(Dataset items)
* * * * * * *

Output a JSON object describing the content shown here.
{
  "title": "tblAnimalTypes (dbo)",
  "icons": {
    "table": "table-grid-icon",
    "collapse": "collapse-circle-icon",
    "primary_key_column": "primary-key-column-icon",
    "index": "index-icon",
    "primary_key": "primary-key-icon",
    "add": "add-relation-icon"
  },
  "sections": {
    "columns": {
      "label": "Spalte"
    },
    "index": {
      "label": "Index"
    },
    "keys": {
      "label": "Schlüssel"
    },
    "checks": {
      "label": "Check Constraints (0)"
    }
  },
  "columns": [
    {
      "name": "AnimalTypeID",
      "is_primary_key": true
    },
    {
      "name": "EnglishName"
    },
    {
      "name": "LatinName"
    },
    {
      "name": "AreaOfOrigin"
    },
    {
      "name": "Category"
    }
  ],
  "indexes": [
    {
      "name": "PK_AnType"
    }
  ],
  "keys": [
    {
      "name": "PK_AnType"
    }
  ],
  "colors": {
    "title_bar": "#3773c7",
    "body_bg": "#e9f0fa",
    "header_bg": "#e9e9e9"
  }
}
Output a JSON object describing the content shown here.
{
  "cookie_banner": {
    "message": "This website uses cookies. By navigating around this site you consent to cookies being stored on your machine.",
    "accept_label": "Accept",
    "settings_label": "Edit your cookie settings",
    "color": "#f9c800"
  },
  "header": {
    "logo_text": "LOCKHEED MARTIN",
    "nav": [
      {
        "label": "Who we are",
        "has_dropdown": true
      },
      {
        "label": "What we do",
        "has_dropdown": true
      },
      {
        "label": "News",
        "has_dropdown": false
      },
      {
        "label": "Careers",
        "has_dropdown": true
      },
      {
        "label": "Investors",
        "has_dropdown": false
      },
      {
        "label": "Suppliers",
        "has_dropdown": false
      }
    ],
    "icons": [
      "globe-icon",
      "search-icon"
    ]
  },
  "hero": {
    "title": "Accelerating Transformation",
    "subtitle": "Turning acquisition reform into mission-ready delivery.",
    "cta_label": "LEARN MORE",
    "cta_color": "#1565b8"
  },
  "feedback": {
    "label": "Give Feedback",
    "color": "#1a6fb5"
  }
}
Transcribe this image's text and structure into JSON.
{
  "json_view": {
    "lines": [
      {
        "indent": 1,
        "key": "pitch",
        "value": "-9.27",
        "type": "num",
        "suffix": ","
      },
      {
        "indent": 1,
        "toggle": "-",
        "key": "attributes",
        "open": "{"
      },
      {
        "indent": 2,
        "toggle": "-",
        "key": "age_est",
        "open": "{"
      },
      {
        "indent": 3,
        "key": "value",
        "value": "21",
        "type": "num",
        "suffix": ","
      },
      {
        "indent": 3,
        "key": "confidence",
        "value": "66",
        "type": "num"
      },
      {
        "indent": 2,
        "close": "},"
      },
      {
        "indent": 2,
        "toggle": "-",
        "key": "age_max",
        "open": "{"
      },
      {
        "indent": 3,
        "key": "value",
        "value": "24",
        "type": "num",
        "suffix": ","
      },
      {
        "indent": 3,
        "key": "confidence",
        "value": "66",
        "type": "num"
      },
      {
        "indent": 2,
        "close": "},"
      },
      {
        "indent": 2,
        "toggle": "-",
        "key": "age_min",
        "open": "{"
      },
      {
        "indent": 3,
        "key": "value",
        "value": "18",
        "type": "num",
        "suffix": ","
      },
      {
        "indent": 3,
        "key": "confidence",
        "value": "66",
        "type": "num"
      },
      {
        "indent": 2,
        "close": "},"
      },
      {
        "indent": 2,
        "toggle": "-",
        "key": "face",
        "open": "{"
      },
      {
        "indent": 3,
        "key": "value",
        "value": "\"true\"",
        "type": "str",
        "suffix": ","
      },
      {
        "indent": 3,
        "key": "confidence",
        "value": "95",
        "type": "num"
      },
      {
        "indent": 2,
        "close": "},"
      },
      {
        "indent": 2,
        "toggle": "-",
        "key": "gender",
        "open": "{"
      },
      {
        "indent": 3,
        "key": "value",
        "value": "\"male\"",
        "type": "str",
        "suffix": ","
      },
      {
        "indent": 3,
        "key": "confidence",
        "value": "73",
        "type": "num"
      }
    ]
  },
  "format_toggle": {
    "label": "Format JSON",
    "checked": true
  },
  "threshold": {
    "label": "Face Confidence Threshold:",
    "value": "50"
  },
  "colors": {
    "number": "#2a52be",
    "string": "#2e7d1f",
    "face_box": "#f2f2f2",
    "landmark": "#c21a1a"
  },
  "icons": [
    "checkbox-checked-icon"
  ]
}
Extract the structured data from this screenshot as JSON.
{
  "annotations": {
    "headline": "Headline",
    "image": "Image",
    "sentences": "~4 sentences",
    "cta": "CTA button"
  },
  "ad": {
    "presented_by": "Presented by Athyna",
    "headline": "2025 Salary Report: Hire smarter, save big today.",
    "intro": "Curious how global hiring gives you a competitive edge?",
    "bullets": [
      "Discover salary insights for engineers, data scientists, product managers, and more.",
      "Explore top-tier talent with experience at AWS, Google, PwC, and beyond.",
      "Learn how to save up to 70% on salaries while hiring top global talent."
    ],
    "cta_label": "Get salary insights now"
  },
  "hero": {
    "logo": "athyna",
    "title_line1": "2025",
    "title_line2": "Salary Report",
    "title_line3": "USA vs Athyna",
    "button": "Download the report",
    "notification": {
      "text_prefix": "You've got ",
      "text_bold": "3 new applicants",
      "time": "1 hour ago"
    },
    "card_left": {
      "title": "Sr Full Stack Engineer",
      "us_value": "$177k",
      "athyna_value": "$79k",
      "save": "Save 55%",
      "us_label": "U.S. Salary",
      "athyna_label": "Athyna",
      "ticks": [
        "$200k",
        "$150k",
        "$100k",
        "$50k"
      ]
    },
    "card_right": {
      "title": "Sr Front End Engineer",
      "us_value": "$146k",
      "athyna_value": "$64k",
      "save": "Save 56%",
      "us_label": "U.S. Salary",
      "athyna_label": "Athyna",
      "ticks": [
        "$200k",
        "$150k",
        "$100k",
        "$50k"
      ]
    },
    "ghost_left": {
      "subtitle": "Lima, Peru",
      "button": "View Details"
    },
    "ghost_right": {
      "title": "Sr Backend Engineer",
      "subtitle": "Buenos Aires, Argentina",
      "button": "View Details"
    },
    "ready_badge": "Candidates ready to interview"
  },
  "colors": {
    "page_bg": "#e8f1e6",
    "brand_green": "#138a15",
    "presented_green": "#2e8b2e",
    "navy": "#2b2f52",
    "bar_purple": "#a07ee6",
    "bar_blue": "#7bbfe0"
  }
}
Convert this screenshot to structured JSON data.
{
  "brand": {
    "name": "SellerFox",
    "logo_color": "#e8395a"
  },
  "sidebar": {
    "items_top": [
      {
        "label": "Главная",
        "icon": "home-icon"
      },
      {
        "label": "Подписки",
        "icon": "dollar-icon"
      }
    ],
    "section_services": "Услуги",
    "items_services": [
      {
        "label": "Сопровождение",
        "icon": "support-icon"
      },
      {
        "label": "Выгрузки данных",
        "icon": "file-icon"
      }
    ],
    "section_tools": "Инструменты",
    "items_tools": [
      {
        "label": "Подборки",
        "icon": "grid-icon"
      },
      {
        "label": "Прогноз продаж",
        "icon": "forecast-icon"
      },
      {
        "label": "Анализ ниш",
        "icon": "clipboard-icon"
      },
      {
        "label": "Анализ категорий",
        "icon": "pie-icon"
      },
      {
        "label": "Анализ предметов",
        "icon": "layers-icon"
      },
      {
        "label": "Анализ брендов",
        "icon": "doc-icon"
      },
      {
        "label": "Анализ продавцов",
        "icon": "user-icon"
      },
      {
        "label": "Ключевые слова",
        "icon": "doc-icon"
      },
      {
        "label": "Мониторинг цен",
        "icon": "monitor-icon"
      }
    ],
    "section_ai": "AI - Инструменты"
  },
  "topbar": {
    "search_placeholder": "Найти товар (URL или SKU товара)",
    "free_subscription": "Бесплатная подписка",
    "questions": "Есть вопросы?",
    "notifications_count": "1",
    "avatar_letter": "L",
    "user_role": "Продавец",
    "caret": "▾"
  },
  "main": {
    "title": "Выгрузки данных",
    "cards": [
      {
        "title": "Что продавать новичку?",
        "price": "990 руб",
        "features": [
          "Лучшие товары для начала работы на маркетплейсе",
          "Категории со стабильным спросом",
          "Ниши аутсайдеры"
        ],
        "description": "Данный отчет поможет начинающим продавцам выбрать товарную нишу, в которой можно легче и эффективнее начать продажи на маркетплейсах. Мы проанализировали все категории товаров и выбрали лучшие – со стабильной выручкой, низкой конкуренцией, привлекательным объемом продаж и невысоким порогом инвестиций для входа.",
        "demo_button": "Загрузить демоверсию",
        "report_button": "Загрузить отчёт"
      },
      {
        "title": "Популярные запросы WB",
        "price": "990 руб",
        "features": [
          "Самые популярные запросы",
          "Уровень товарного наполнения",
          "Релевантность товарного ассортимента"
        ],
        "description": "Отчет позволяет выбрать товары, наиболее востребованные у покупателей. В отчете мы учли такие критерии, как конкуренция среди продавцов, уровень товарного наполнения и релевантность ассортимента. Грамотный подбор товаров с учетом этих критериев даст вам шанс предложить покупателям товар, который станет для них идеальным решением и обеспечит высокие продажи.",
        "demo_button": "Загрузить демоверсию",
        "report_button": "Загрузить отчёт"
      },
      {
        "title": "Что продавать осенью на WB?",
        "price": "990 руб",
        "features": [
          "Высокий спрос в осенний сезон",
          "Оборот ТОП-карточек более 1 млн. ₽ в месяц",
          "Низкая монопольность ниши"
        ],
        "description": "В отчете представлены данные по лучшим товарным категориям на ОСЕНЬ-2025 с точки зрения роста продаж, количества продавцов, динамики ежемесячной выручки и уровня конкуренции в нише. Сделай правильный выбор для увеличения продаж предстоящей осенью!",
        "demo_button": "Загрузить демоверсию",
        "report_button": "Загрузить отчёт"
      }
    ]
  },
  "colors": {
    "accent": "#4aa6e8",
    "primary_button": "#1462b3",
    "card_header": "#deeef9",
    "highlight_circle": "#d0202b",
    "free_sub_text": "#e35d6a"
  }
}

* * * * * * *

• Problem details: Using the entries above, find all lines with "subtitle". Copy them.

• Answer to the task:
    "subtitle": "Turning acquisition reform into mission-ready delivery.",
      "subtitle": "Lima, Peru",
      "subtitle": "Buenos Aires, Argentina",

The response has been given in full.